Stored records
____________________
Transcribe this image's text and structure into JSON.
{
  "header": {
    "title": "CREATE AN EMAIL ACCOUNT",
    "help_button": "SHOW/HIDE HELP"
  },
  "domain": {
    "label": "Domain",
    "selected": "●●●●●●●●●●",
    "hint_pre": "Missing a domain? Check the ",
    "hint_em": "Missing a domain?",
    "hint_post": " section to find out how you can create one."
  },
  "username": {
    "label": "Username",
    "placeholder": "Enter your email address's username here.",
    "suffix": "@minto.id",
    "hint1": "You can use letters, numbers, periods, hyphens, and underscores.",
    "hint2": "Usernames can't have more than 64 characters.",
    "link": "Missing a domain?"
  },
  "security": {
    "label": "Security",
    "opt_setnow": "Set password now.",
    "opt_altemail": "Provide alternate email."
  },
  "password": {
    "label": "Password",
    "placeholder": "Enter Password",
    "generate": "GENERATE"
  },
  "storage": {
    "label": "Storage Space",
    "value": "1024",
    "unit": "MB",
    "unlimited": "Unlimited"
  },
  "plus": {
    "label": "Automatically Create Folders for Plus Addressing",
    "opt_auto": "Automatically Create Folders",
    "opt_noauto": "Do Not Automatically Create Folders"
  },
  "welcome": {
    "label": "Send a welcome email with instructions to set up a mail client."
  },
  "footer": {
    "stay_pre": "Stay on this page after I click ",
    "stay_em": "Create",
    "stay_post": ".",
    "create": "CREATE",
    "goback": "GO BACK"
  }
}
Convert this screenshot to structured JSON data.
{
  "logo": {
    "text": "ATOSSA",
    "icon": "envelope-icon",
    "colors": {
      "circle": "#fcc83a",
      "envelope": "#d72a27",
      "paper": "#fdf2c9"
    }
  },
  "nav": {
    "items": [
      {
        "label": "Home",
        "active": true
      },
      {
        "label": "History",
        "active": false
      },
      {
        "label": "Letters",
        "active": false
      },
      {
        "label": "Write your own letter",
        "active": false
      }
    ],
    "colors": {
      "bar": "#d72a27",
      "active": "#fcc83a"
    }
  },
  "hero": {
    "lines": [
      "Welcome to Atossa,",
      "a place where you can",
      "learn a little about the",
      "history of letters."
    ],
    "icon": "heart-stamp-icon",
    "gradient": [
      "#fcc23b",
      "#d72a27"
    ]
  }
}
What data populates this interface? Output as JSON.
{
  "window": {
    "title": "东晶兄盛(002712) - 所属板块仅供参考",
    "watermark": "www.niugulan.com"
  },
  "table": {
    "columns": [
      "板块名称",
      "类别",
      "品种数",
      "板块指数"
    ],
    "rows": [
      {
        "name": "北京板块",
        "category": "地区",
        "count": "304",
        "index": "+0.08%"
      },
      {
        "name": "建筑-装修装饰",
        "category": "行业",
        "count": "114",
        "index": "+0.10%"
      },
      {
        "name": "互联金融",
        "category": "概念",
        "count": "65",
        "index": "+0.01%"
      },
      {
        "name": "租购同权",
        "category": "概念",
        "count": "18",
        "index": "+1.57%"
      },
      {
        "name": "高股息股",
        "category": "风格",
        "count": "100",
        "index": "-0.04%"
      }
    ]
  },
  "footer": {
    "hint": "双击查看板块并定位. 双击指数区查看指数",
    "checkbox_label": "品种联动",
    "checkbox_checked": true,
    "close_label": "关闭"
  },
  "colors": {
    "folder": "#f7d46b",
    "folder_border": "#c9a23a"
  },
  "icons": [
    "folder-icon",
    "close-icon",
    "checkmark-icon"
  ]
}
____________________
PROBLEM TO WORK ON
Check each line of the records for the word "placeholder", and show the lines that contain it.

RESULT
    "placeholder": "Enter your email address's username here.",
    "placeholder": "Enter Password",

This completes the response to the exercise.